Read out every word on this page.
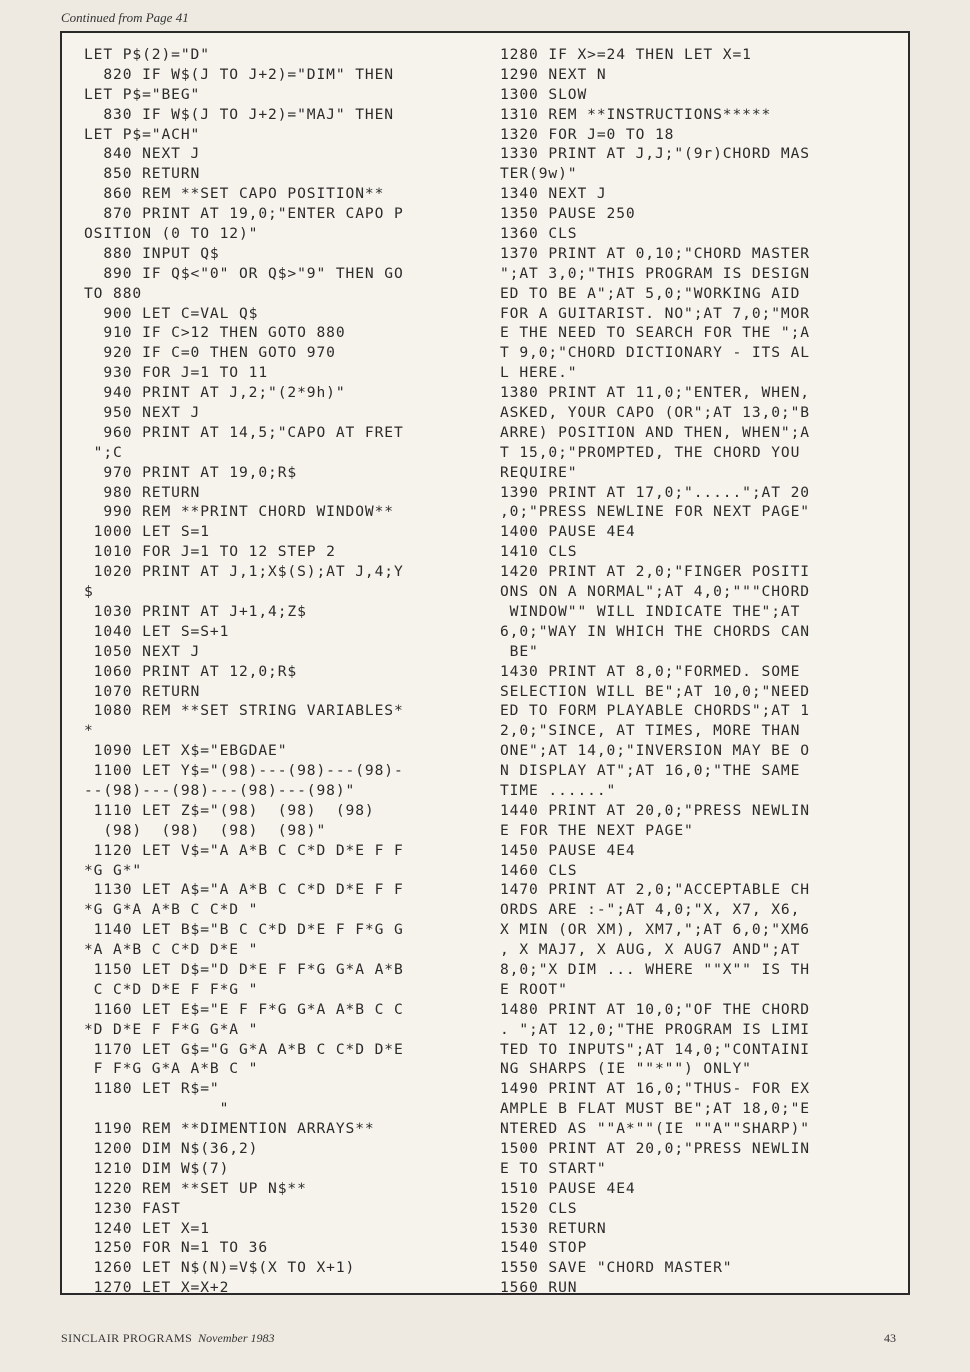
Continued from Page 41
LET P$(2)="D"
820 IF W$(J TO J+2)="DIM" THEN
LET P$="BEG"
830 IF W$(J TO J+2)="MAJ" THEN
LET P$="ACH"
840 NEXT J
850 RETURN
860 REM **SET CAPO POSITION**
870 PRINT AT 19,0;"ENTER CAPO P
OSITION (0 TO 12)"
880 INPUT Q$
890 IF Q$<"0" OR Q$>"9" THEN GO
TO 880
900 LET C=VAL Q$
910 IF C>12 THEN GOTO 880
920 IF C=0 THEN GOTO 970
930 FOR J=1 TO 11
940 PRINT AT J,2;"(2*9h)"
950 NEXT J
960 PRINT AT 14,5;"CAPO AT FRET
";C
970 PRINT AT 19,0;R$
980 RETURN
990 REM **PRINT CHORD WINDOW**
1000 LET S=1
1010 FOR J=1 TO 12 STEP 2
1020 PRINT AT J,1;X$(S);AT J,4;Y
$
1030 PRINT AT J+1,4;Z$
1040 LET S=S+1
1050 NEXT J
1060 PRINT AT 12,0;R$
1070 RETURN
1080 REM **SET STRING VARIABLES*
*
1090 LET X$="EBGDAE"
1100 LET Y$="(98)---(98)---(98)-
--(98)---(98)---(98)---(98)"
1110 LET Z$="(98)  (98)  (98)
(98)  (98)  (98)  (98)"
1120 LET V$="A A*B C C*D D*E F F
*G G*"
1130 LET A$="A A*B C C*D D*E F F
*G G*A A*B C C*D "
1140 LET B$="B C C*D D*E F F*G G
*A A*B C C*D D*E "
1150 LET D$="D D*E F F*G G*A A*B
C C*D D*E F F*G "
1160 LET E$="E F F*G G*A A*B C C
*D D*E F F*G G*A "
1170 LET G$="G G*A A*B C C*D D*E
F F*G G*A A*B C "
1180 LET R$="
"
1190 REM **DIMENTION ARRAYS**
1200 DIM N$(36,2)
1210 DIM W$(7)
1220 REM **SET UP N$**
1230 FAST
1240 LET X=1
1250 FOR N=1 TO 36
1260 LET N$(N)=V$(X TO X+1)
1270 LET X=X+2
1280 IF X>=24 THEN LET X=1
1290 NEXT N
1300 SLOW
1310 REM **INSTRUCTIONS*****
1320 FOR J=0 TO 18
1330 PRINT AT J,J;"(9r)CHORD MAS
TER(9w)"
1340 NEXT J
1350 PAUSE 250
1360 CLS
1370 PRINT AT 0,10;"CHORD MASTER
";AT 3,0;"THIS PROGRAM IS DESIGN
ED TO BE A";AT 5,0;"WORKING AID
FOR A GUITARIST. NO";AT 7,0;"MOR
E THE NEED TO SEARCH FOR THE ";A
T 9,0;"CHORD DICTIONARY - ITS AL
L HERE."
1380 PRINT AT 11,0;"ENTER, WHEN,
ASKED, YOUR CAPO (OR";AT 13,0;"B
ARRE) POSITION AND THEN, WHEN";A
T 15,0;"PROMPTED, THE CHORD YOU
REQUIRE"
1390 PRINT AT 17,0;".....";AT 20
,0;"PRESS NEWLINE FOR NEXT PAGE"
1400 PAUSE 4E4
1410 CLS
1420 PRINT AT 2,0;"FINGER POSITI
ONS ON A NORMAL";AT 4,0;"""CHORD
WINDOW"" WILL INDICATE THE";AT
6,0;"WAY IN WHICH THE CHORDS CAN
BE"
1430 PRINT AT 8,0;"FORMED. SOME
SELECTION WILL BE";AT 10,0;"NEED
ED TO FORM PLAYABLE CHORDS";AT 1
2,0;"SINCE, AT TIMES, MORE THAN
ONE";AT 14,0;"INVERSION MAY BE O
N DISPLAY AT";AT 16,0;"THE SAME
TIME ......"
1440 PRINT AT 20,0;"PRESS NEWLIN
E FOR THE NEXT PAGE"
1450 PAUSE 4E4
1460 CLS
1470 PRINT AT 2,0;"ACCEPTABLE CH
ORDS ARE :-";AT 4,0;"X, X7, X6,
X MIN (OR XM), XM7,";AT 6,0;"XM6
, X MAJ7, X AUG, X AUG7 AND";AT
8,0;"X DIM ... WHERE ""X"" IS TH
E ROOT"
1480 PRINT AT 10,0;"OF THE CHORD
. ";AT 12,0;"THE PROGRAM IS LIMI
TED TO INPUTS";AT 14,0;"CONTAINI
NG SHARPS (IE ""*"") ONLY"
1490 PRINT AT 16,0;"THUS- FOR EX
AMPLE B FLAT MUST BE";AT 18,0;"E
NTERED AS ""A*""(IE ""A""SHARP)"
1500 PRINT AT 20,0;"PRESS NEWLIN
E TO START"
1510 PAUSE 4E4
1520 CLS
1530 RETURN
1540 STOP
1550 SAVE "CHORD MASTER"
1560 RUN
SINCLAIR PROGRAMS November 1983	43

## [Exercise objective]
Set the data above down again exactly as given, with no pictures.

## [Complete response]
Read out every word on this page.
Continued from Page 41
LET P$(2)="D"
820 IF W$(J TO J+2)="DIM" THEN
LET P$="BEG"
830 IF W$(J TO J+2)="MAJ" THEN
LET P$="ACH"
840 NEXT J
850 RETURN
860 REM **SET CAPO POSITION**
870 PRINT AT 19,0;"ENTER CAPO P
OSITION (0 TO 12)"
880 INPUT Q$
890 IF Q$<"0" OR Q$>"9" THEN GO
TO 880
900 LET C=VAL Q$
910 IF C>12 THEN GOTO 880
920 IF C=0 THEN GOTO 970
930 FOR J=1 TO 11
940 PRINT AT J,2;"(2*9h)"
950 NEXT J
960 PRINT AT 14,5;"CAPO AT FRET
";C
970 PRINT AT 19,0;R$
980 RETURN
990 REM **PRINT CHORD WINDOW**
1000 LET S=1
1010 FOR J=1 TO 12 STEP 2
1020 PRINT AT J,1;X$(S);AT J,4;Y
$
1030 PRINT AT J+1,4;Z$
1040 LET S=S+1
1050 NEXT J
1060 PRINT AT 12,0;R$
1070 RETURN
1080 REM **SET STRING VARIABLES*
*
1090 LET X$="EBGDAE"
1100 LET Y$="(98)---(98)---(98)-
--(98)---(98)---(98)---(98)"
1110 LET Z$="(98)  (98)  (98)
(98)  (98)  (98)  (98)"
1120 LET V$="A A*B C C*D D*E F F
*G G*"
1130 LET A$="A A*B C C*D D*E F F
*G G*A A*B C C*D "
1140 LET B$="B C C*D D*E F F*G G
*A A*B C C*D D*E "
1150 LET D$="D D*E F F*G G*A A*B
C C*D D*E F F*G "
1160 LET E$="E F F*G G*A A*B C C
*D D*E F F*G G*A "
1170 LET G$="G G*A A*B C C*D D*E
F F*G G*A A*B C "
1180 LET R$="
"
1190 REM **DIMENTION ARRAYS**
1200 DIM N$(36,2)
1210 DIM W$(7)
1220 REM **SET UP N$**
1230 FAST
1240 LET X=1
1250 FOR N=1 TO 36
1260 LET N$(N)=V$(X TO X+1)
1270 LET X=X+2
1280 IF X>=24 THEN LET X=1
1290 NEXT N
1300 SLOW
1310 REM **INSTRUCTIONS*****
1320 FOR J=0 TO 18
1330 PRINT AT J,J;"(9r)CHORD MAS
TER(9w)"
1340 NEXT J
1350 PAUSE 250
1360 CLS
1370 PRINT AT 0,10;"CHORD MASTER
";AT 3,0;"THIS PROGRAM IS DESIGN
ED TO BE A";AT 5,0;"WORKING AID
FOR A GUITARIST. NO";AT 7,0;"MOR
E THE NEED TO SEARCH FOR THE ";A
T 9,0;"CHORD DICTIONARY - ITS AL
L HERE."
1380 PRINT AT 11,0;"ENTER, WHEN,
ASKED, YOUR CAPO (OR";AT 13,0;"B
ARRE) POSITION AND THEN, WHEN";A
T 15,0;"PROMPTED, THE CHORD YOU
REQUIRE"
1390 PRINT AT 17,0;".....";AT 20
,0;"PRESS NEWLINE FOR NEXT PAGE"
1400 PAUSE 4E4
1410 CLS
1420 PRINT AT 2,0;"FINGER POSITI
ONS ON A NORMAL";AT 4,0;"""CHORD
WINDOW"" WILL INDICATE THE";AT
6,0;"WAY IN WHICH THE CHORDS CAN
BE"
1430 PRINT AT 8,0;"FORMED. SOME
SELECTION WILL BE";AT 10,0;"NEED
ED TO FORM PLAYABLE CHORDS";AT 1
2,0;"SINCE, AT TIMES, MORE THAN
ONE";AT 14,0;"INVERSION MAY BE O
N DISPLAY AT";AT 16,0;"THE SAME
TIME ......"
1440 PRINT AT 20,0;"PRESS NEWLIN
E FOR THE NEXT PAGE"
1450 PAUSE 4E4
1460 CLS
1470 PRINT AT 2,0;"ACCEPTABLE CH
ORDS ARE :-";AT 4,0;"X, X7, X6,
X MIN (OR XM), XM7,";AT 6,0;"XM6
, X MAJ7, X AUG, X AUG7 AND";AT
8,0;"X DIM ... WHERE ""X"" IS TH
E ROOT"
1480 PRINT AT 10,0;"OF THE CHORD
. ";AT 12,0;"THE PROGRAM IS LIMI
TED TO INPUTS";AT 14,0;"CONTAINI
NG SHARPS (IE ""*"") ONLY"
1490 PRINT AT 16,0;"THUS- FOR EX
AMPLE B FLAT MUST BE";AT 18,0;"E
NTERED AS ""A*""(IE ""A""SHARP)"
1500 PRINT AT 20,0;"PRESS NEWLIN
E TO START"
1510 PAUSE 4E4
1520 CLS
1530 RETURN
1540 STOP
1550 SAVE "CHORD MASTER"
1560 RUN
SINCLAIR PROGRAMS November 1983	43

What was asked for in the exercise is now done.